"""

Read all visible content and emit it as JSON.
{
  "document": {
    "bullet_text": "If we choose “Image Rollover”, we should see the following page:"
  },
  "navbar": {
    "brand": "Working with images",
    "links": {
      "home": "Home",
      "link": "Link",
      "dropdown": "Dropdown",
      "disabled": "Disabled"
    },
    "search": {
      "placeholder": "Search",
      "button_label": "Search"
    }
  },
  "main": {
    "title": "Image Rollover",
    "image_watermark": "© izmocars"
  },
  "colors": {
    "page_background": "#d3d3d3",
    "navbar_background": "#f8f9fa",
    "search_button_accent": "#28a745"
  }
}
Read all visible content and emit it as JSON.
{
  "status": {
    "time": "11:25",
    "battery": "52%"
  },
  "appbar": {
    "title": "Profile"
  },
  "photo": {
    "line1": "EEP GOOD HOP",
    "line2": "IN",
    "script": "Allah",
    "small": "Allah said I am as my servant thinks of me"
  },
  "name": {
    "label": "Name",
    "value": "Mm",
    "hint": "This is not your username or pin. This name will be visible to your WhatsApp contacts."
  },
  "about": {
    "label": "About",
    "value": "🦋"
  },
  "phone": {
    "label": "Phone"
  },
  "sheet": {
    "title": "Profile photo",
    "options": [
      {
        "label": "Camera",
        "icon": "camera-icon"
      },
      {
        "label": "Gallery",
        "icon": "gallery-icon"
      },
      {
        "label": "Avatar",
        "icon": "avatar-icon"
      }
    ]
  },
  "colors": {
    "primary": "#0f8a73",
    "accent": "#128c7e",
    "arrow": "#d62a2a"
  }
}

"""

Print all of the entries exactly as they are written.

Read all visible content and emit it as JSON.
{
  "document": {
    "bullet_text": "If we choose “Image Rollover”, we should see the following page:"
  },
  "navbar": {
    "brand": "Working with images",
    "links": {
      "home": "Home",
      "link": "Link",
      "dropdown": "Dropdown",
      "disabled": "Disabled"
    },
    "search": {
      "placeholder": "Search",
      "button_label": "Search"
    }
  },
  "main": {
    "title": "Image Rollover",
    "image_watermark": "© izmocars"
  },
  "colors": {
    "page_background": "#d3d3d3",
    "navbar_background": "#f8f9fa",
    "search_button_accent": "#28a745"
  }
}
Read all visible content and emit it as JSON.
{
  "status": {
    "time": "11:25",
    "battery": "52%"
  },
  "appbar": {
    "title": "Profile"
  },
  "photo": {
    "line1": "EEP GOOD HOP",
    "line2": "IN",
    "script": "Allah",
    "small": "Allah said I am as my servant thinks of me"
  },
  "name": {
    "label": "Name",
    "value": "Mm",
    "hint": "This is not your username or pin. This name will be visible to your WhatsApp contacts."
  },
  "about": {
    "label": "About",
    "value": "🦋"
  },
  "phone": {
    "label": "Phone"
  },
  "sheet": {
    "title": "Profile photo",
    "options": [
      {
        "label": "Camera",
        "icon": "camera-icon"
      },
      {
        "label": "Gallery",
        "icon": "gallery-icon"
      },
      {
        "label": "Avatar",
        "icon": "avatar-icon"
      }
    ]
  },
  "colors": {
    "primary": "#0f8a73",
    "accent": "#128c7e",
    "arrow": "#d62a2a"
  }
}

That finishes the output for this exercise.